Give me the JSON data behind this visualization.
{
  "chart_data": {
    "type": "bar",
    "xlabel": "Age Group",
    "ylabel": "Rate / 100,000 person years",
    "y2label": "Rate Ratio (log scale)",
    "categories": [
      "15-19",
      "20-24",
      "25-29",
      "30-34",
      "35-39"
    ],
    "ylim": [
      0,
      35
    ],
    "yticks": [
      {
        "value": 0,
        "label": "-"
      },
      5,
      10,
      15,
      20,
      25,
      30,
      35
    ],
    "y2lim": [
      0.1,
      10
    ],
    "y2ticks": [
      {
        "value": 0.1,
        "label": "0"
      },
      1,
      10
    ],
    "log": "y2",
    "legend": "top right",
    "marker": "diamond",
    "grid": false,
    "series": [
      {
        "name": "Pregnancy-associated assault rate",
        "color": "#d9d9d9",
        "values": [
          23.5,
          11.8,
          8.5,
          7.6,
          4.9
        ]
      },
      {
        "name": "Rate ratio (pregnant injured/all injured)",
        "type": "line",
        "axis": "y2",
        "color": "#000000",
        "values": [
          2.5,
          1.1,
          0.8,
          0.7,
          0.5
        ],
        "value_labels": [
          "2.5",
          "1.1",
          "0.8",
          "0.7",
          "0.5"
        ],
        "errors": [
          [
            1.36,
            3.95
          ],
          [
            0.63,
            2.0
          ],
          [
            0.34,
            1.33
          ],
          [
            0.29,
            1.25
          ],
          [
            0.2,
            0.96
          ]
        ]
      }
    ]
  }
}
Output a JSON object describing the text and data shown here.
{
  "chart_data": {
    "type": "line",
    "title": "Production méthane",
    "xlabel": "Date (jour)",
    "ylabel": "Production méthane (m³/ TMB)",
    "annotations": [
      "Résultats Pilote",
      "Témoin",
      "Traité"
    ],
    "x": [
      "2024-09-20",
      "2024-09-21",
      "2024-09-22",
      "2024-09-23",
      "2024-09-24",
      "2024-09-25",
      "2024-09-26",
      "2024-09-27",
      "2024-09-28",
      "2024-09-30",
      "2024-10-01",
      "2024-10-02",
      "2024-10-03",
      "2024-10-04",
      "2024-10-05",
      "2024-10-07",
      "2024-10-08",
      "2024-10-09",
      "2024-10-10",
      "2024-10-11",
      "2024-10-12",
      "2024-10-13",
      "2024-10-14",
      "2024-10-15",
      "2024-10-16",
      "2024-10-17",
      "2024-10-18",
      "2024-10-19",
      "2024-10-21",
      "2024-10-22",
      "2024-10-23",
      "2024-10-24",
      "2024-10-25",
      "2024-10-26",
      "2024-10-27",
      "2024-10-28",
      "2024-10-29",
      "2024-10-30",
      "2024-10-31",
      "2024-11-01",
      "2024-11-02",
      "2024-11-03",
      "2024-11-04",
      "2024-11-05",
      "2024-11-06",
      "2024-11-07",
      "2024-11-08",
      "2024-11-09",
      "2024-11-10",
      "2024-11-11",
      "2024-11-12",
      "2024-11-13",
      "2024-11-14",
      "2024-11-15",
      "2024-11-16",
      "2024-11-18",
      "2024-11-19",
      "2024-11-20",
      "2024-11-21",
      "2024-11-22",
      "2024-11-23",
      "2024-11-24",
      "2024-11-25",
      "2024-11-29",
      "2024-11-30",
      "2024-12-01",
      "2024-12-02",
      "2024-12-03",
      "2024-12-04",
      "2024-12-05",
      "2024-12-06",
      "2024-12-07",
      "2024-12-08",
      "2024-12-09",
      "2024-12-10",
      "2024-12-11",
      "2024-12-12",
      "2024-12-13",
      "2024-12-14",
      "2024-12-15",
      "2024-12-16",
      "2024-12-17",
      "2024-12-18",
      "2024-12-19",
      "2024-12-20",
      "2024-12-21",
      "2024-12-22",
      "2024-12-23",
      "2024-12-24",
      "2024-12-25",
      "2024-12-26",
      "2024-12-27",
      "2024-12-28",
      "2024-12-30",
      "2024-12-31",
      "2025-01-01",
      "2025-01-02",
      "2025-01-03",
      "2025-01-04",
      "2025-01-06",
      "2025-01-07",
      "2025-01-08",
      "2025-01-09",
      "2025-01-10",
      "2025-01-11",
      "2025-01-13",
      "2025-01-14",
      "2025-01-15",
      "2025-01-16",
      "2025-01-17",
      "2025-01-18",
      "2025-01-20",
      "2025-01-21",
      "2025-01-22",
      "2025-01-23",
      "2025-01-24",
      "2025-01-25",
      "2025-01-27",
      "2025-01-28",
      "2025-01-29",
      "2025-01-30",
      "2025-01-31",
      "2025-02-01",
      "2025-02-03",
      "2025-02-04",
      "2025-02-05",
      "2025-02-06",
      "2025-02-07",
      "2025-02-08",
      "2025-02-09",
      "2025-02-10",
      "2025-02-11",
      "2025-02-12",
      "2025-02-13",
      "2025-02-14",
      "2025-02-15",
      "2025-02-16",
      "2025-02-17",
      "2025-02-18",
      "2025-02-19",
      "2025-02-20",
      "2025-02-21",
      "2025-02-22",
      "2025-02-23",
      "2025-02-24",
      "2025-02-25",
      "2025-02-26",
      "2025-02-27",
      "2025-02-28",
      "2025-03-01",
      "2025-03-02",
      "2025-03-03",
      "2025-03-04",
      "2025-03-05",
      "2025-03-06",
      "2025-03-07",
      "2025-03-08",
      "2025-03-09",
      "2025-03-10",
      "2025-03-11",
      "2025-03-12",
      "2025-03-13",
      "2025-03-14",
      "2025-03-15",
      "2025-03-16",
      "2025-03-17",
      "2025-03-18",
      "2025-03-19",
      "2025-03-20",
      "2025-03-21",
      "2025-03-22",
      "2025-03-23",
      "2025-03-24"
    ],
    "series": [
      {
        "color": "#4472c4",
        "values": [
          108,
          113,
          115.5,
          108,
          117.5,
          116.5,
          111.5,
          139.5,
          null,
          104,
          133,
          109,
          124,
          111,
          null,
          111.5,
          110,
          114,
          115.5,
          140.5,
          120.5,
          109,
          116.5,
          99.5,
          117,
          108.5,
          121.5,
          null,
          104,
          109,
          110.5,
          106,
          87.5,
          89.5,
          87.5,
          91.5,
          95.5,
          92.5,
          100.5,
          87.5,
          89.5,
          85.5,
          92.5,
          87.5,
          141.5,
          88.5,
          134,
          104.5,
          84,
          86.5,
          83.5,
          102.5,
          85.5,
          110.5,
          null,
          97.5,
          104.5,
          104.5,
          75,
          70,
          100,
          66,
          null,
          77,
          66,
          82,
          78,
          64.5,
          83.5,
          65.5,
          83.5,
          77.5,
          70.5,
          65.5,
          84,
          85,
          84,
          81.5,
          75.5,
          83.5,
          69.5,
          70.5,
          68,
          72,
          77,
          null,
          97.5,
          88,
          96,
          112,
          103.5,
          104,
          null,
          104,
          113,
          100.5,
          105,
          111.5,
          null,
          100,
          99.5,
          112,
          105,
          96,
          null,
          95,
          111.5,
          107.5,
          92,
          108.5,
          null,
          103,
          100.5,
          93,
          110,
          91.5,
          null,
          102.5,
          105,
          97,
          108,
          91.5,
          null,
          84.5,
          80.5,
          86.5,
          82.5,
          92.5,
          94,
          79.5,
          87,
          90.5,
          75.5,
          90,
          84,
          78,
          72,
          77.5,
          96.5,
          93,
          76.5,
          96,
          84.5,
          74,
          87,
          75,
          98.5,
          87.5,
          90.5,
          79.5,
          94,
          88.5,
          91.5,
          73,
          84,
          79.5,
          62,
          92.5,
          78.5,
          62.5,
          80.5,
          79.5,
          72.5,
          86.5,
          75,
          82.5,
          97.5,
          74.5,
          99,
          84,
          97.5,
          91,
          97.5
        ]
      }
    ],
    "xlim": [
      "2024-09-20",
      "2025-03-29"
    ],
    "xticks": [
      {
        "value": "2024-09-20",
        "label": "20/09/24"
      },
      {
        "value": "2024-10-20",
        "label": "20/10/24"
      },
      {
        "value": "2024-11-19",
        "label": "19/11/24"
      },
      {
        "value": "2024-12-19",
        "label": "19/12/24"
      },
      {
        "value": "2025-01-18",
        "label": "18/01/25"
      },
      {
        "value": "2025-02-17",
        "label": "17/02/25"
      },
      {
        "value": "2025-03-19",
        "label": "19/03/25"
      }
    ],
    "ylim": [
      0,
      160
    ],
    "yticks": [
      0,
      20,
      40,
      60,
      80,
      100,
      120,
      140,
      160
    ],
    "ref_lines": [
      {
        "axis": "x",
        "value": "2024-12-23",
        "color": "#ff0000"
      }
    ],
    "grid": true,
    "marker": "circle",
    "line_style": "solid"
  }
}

::::::::

● What you are asked to do
In the entries above, count every line containing the word "Production". Write only the total.

● Solution for this task
2